• Given task: Return the records that follow, matching each one exactly.

Figure record extracts
>> Start

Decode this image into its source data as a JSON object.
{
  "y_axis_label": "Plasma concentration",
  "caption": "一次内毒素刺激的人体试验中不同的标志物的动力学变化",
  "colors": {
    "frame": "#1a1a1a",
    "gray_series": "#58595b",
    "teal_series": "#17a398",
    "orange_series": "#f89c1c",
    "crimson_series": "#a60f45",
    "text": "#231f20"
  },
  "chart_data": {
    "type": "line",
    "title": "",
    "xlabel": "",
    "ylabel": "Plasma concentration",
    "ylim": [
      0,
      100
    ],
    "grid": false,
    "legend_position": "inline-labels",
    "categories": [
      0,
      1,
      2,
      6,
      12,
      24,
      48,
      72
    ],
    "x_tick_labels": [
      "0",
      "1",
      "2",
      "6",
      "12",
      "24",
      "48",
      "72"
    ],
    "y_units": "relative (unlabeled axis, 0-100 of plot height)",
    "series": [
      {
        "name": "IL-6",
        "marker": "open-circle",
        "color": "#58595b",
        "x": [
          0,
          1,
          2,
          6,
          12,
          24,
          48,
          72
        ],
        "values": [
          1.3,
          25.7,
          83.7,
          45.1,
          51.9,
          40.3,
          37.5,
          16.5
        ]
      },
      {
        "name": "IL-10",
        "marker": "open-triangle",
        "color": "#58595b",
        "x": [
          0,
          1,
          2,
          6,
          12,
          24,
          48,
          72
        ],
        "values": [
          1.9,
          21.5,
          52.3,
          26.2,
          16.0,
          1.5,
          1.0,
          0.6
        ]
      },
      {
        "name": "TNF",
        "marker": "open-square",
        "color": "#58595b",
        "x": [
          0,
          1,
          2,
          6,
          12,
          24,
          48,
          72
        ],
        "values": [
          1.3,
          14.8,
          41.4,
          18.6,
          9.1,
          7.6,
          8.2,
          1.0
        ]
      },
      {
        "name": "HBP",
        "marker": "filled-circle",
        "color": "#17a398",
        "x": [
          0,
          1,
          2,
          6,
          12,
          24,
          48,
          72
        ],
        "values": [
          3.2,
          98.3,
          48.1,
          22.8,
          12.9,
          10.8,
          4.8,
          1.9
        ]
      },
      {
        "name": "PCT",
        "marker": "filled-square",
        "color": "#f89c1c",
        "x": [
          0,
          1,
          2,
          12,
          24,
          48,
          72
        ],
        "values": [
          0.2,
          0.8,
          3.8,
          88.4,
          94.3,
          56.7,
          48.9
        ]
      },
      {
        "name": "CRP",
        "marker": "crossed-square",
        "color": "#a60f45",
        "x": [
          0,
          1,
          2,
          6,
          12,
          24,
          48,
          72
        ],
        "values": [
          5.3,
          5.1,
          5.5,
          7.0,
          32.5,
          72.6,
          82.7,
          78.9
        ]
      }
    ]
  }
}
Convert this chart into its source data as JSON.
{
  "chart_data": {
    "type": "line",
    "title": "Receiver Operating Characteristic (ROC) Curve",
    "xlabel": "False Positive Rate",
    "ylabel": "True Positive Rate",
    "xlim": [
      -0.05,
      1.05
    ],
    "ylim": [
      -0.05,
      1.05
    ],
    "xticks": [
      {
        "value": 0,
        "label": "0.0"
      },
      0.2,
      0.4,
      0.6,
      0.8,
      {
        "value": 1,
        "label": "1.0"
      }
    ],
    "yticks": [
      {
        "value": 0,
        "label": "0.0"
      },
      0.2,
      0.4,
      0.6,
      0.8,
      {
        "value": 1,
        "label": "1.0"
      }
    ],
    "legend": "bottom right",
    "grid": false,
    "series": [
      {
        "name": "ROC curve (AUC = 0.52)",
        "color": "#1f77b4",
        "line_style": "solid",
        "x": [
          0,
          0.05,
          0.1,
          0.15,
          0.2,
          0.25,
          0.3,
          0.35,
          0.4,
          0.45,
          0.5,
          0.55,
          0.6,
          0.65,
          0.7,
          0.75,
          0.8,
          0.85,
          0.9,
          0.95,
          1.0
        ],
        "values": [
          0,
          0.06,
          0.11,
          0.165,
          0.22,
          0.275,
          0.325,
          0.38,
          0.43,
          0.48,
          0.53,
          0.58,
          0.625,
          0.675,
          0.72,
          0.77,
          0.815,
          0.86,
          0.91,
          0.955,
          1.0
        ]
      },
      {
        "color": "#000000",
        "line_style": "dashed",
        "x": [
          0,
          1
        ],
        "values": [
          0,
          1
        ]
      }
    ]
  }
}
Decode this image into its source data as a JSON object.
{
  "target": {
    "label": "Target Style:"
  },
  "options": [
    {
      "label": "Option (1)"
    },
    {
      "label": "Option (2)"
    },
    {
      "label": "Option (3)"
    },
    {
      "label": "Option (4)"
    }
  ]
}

>> End

• Task answer:
Decode this image into its source data as a JSON object.
{
  "y_axis_label": "Plasma concentration",
  "caption": "一次内毒素刺激的人体试验中不同的标志物的动力学变化",
  "colors": {
    "frame": "#1a1a1a",
    "gray_series": "#58595b",
    "teal_series": "#17a398",
    "orange_series": "#f89c1c",
    "crimson_series": "#a60f45",
    "text": "#231f20"
  },
  "chart_data": {
    "type": "line",
    "title": "",
    "xlabel": "",
    "ylabel": "Plasma concentration",
    "ylim": [
      0,
      100
    ],
    "grid": false,
    "legend_position": "inline-labels",
    "categories": [
      0,
      1,
      2,
      6,
      12,
      24,
      48,
      72
    ],
    "x_tick_labels": [
      "0",
      "1",
      "2",
      "6",
      "12",
      "24",
      "48",
      "72"
    ],
    "y_units": "relative (unlabeled axis, 0-100 of plot height)",
    "series": [
      {
        "name": "IL-6",
        "marker": "open-circle",
        "color": "#58595b",
        "x": [
          0,
          1,
          2,
          6,
          12,
          24,
          48,
          72
        ],
        "values": [
          1.3,
          25.7,
          83.7,
          45.1,
          51.9,
          40.3,
          37.5,
          16.5
        ]
      },
      {
        "name": "IL-10",
        "marker": "open-triangle",
        "color": "#58595b",
        "x": [
          0,
          1,
          2,
          6,
          12,
          24,
          48,
          72
        ],
        "values": [
          1.9,
          21.5,
          52.3,
          26.2,
          16.0,
          1.5,
          1.0,
          0.6
        ]
      },
      {
        "name": "TNF",
        "marker": "open-square",
        "color": "#58595b",
        "x": [
          0,
          1,
          2,
          6,
          12,
          24,
          48,
          72
        ],
        "values": [
          1.3,
          14.8,
          41.4,
          18.6,
          9.1,
          7.6,
          8.2,
          1.0
        ]
      },
      {
        "name": "HBP",
        "marker": "filled-circle",
        "color": "#17a398",
        "x": [
          0,
          1,
          2,
          6,
          12,
          24,
          48,
          72
        ],
        "values": [
          3.2,
          98.3,
          48.1,
          22.8,
          12.9,
          10.8,
          4.8,
          1.9
        ]
      },
      {
        "name": "PCT",
        "marker": "filled-square",
        "color": "#f89c1c",
        "x": [
          0,
          1,
          2,
          12,
          24,
          48,
          72
        ],
        "values": [
          0.2,
          0.8,
          3.8,
          88.4,
          94.3,
          56.7,
          48.9
        ]
      },
      {
        "name": "CRP",
        "marker": "crossed-square",
        "color": "#a60f45",
        "x": [
          0,
          1,
          2,
          6,
          12,
          24,
          48,
          72
        ],
        "values": [
          5.3,
          5.1,
          5.5,
          7.0,
          32.5,
          72.6,
          82.7,
          78.9
        ]
      }
    ]
  }
}
Convert this chart into its source data as JSON.
{
  "chart_data": {
    "type": "line",
    "title": "Receiver Operating Characteristic (ROC) Curve",
    "xlabel": "False Positive Rate",
    "ylabel": "True Positive Rate",
    "xlim": [
      -0.05,
      1.05
    ],
    "ylim": [
      -0.05,
      1.05
    ],
    "xticks": [
      {
        "value": 0,
        "label": "0.0"
      },
      0.2,
      0.4,
      0.6,
      0.8,
      {
        "value": 1,
        "label": "1.0"
      }
    ],
    "yticks": [
      {
        "value": 0,
        "label": "0.0"
      },
      0.2,
      0.4,
      0.6,
      0.8,
      {
        "value": 1,
        "label": "1.0"
      }
    ],
    "legend": "bottom right",
    "grid": false,
    "series": [
      {
        "name": "ROC curve (AUC = 0.52)",
        "color": "#1f77b4",
        "line_style": "solid",
        "x": [
          0,
          0.05,
          0.1,
          0.15,
          0.2,
          0.25,
          0.3,
          0.35,
          0.4,
          0.45,
          0.5,
          0.55,
          0.6,
          0.65,
          0.7,
          0.75,
          0.8,
          0.85,
          0.9,
          0.95,
          1.0
        ],
        "values": [
          0,
          0.06,
          0.11,
          0.165,
          0.22,
          0.275,
          0.325,
          0.38,
          0.43,
          0.48,
          0.53,
          0.58,
          0.625,
          0.675,
          0.72,
          0.77,
          0.815,
          0.86,
          0.91,
          0.955,
          1.0
        ]
      },
      {
        "color": "#000000",
        "line_style": "dashed",
        "x": [
          0,
          1
        ],
        "values": [
          0,
          1
        ]
      }
    ]
  }
}
Decode this image into its source data as a JSON object.
{
  "target": {
    "label": "Target Style:"
  },
  "options": [
    {
      "label": "Option (1)"
    },
    {
      "label": "Option (2)"
    },
    {
      "label": "Option (3)"
    },
    {
      "label": "Option (4)"
    }
  ]
}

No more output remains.